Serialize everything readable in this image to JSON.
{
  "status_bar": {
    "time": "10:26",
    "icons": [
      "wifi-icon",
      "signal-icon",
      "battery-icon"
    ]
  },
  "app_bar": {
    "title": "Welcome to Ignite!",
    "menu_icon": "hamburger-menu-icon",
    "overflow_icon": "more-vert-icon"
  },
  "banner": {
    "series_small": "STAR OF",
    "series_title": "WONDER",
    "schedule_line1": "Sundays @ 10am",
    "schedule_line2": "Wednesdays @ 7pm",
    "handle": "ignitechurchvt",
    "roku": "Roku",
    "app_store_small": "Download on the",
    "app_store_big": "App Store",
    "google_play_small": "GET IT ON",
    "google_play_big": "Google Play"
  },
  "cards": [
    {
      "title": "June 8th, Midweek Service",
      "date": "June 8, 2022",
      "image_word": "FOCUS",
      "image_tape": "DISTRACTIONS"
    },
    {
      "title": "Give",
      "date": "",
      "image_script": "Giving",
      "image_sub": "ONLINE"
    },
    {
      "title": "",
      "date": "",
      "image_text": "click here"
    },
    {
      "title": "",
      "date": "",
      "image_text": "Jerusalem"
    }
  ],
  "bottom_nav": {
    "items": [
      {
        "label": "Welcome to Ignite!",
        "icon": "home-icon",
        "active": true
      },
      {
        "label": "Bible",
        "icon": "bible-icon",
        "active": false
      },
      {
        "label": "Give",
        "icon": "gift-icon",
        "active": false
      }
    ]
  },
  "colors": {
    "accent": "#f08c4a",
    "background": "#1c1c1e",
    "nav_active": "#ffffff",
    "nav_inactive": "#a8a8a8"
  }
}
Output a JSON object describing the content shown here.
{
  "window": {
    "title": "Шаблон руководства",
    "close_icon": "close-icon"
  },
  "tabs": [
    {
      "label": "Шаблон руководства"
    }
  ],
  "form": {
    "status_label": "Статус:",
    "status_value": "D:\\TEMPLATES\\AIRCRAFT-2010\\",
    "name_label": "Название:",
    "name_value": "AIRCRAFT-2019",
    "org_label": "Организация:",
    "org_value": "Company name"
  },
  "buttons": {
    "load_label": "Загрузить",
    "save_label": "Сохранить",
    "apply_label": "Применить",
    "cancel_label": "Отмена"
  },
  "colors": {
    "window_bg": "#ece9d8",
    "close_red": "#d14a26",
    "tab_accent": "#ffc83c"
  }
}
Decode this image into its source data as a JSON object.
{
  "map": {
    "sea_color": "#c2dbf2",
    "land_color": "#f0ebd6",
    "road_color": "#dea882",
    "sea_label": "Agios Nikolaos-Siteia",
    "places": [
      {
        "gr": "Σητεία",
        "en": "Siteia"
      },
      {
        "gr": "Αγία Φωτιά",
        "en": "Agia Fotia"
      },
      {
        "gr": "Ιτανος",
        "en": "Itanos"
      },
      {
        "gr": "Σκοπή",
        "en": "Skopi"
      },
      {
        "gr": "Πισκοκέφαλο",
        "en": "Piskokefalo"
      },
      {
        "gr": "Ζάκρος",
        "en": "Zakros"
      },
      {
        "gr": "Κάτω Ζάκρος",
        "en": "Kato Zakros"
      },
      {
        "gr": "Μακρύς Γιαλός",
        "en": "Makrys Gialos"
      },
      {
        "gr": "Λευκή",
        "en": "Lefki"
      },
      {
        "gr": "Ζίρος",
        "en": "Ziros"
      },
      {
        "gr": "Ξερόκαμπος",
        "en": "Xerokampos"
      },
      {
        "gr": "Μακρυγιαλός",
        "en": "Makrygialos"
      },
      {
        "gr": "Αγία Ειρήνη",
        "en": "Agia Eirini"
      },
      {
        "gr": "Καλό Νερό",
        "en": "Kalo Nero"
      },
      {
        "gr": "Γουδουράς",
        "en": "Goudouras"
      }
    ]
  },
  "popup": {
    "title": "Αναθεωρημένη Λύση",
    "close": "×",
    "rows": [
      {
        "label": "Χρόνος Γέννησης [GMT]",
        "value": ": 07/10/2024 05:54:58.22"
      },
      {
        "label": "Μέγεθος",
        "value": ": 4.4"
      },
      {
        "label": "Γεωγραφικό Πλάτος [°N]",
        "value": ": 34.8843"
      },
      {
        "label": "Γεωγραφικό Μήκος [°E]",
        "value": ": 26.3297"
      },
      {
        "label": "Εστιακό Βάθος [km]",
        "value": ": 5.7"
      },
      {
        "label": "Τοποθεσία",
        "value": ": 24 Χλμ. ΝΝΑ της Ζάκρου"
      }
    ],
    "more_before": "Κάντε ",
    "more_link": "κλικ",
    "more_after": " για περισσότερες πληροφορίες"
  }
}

|---|

◆ **Written request**
From the data above, work out how many lines contain the string "Шаблон" and reply with only the number.

◆ **The reply**
2